Work instructions ->
Put everything from the first line of the data down to the line containing "Text: 01.310: 01.310: [1089, 118, 1130, 131]", both ends included, into a Markdown table, leaving out blank lines. Use the columns Number, for each row's position, and Line, for the line itself.

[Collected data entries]
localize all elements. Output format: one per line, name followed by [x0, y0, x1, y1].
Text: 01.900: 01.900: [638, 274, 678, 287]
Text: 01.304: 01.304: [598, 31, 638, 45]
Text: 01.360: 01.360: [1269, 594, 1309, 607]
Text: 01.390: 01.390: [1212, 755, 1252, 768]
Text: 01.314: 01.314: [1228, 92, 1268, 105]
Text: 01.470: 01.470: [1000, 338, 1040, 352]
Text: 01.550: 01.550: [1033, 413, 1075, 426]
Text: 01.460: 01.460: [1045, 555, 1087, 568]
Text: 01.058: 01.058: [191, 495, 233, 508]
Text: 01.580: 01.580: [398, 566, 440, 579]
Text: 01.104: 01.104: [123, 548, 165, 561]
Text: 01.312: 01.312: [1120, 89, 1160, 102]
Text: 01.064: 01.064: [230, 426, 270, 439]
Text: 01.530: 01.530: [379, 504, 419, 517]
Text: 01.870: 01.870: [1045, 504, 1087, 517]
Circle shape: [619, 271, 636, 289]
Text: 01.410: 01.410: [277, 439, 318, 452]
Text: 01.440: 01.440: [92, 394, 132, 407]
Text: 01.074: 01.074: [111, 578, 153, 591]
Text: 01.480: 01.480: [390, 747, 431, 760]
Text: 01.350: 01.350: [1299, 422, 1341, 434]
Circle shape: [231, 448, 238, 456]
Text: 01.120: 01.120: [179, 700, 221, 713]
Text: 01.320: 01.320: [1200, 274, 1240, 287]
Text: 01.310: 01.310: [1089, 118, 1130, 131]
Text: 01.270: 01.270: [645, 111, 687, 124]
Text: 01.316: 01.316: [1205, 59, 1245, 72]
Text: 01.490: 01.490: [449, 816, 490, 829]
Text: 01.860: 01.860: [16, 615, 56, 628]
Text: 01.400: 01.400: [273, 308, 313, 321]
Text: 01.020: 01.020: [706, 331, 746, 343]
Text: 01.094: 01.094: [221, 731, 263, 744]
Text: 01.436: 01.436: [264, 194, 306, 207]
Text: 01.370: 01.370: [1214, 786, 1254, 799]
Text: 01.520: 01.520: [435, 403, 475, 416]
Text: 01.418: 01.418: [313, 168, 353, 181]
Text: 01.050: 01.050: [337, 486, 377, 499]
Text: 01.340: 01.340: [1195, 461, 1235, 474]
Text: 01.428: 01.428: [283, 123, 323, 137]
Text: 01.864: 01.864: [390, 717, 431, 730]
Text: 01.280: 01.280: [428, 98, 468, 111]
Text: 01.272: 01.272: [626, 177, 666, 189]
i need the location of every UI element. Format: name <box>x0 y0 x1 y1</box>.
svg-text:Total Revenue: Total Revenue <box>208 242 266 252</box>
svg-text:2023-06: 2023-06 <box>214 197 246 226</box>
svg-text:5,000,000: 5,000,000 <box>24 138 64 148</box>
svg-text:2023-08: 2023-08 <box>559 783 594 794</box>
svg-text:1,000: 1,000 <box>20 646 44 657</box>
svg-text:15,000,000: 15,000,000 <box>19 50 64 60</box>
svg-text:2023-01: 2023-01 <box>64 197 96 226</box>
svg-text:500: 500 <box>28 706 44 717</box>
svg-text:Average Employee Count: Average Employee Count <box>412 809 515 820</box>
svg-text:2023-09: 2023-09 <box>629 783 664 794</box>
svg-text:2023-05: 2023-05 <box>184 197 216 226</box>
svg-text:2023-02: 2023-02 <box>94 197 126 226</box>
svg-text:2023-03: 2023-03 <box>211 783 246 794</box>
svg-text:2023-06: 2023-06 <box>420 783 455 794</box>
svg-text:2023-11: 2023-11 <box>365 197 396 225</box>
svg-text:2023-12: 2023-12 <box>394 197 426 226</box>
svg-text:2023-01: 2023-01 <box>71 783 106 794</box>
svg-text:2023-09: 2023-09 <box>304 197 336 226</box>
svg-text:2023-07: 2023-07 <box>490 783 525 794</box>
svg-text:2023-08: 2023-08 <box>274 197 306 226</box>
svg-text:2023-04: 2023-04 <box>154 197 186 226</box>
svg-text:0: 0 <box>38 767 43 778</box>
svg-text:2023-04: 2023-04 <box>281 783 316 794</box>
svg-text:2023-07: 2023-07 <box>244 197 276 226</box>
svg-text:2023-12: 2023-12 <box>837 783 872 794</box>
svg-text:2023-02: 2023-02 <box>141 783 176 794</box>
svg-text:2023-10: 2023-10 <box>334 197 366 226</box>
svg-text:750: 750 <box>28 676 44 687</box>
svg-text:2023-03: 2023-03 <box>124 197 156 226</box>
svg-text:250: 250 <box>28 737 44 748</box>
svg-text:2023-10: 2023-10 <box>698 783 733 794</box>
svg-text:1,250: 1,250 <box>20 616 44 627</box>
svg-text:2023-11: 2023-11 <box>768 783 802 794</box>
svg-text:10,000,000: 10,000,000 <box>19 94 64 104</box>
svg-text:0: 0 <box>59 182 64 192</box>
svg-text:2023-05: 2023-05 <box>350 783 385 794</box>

Answer to this exercise ->
| Number | Line |
|---|---|
| 1 | localize all elements. Output format: one per line, name followed by [x0, y0, x1, y1]. |
| 2 | Text: 01.900: 01.900: [638, 274, 678, 287] |
| 3 | Text: 01.304: 01.304: [598, 31, 638, 45] |
| 4 | Text: 01.360: 01.360: [1269, 594, 1309, 607] |
| 5 | Text: 01.390: 01.390: [1212, 755, 1252, 768] |
| 6 | Text: 01.314: 01.314: [1228, 92, 1268, 105] |
| 7 | Text: 01.470: 01.470: [1000, 338, 1040, 352] |
| 8 | Text: 01.550: 01.550: [1033, 413, 1075, 426] |
| 9 | Text: 01.460: 01.460: [1045, 555, 1087, 568] |
| 10 | Text: 01.058: 01.058: [191, 495, 233, 508] |
| 11 | Text: 01.580: 01.580: [398, 566, 440, 579] |
| 12 | Text: 01.104: 01.104: [123, 548, 165, 561] |
| 13 | Text: 01.312: 01.312: [1120, 89, 1160, 102] |
| 14 | Text: 01.064: 01.064: [230, 426, 270, 439] |
| 15 | Text: 01.530: 01.530: [379, 504, 419, 517] |
| 16 | Text: 01.870: 01.870: [1045, 504, 1087, 517] |
| 17 | Circle shape: [619, 271, 636, 289] |
| 18 | Text: 01.410: 01.410: [277, 439, 318, 452] |
| 19 | Text: 01.440: 01.440: [92, 394, 132, 407] |
| 20 | Text: 01.074: 01.074: [111, 578, 153, 591] |
| 21 | Text: 01.480: 01.480: [390, 747, 431, 760] |
| 22 | Text: 01.350: 01.350: [1299, 422, 1341, 434] |
| 23 | Circle shape: [231, 448, 238, 456] |
| 24 | Text: 01.120: 01.120: [179, 700, 221, 713] |
| 25 | Text: 01.320: 01.320: [1200, 274, 1240, 287] |
| 26 | Text: 01.310: 01.310: [1089, 118, 1130, 131] |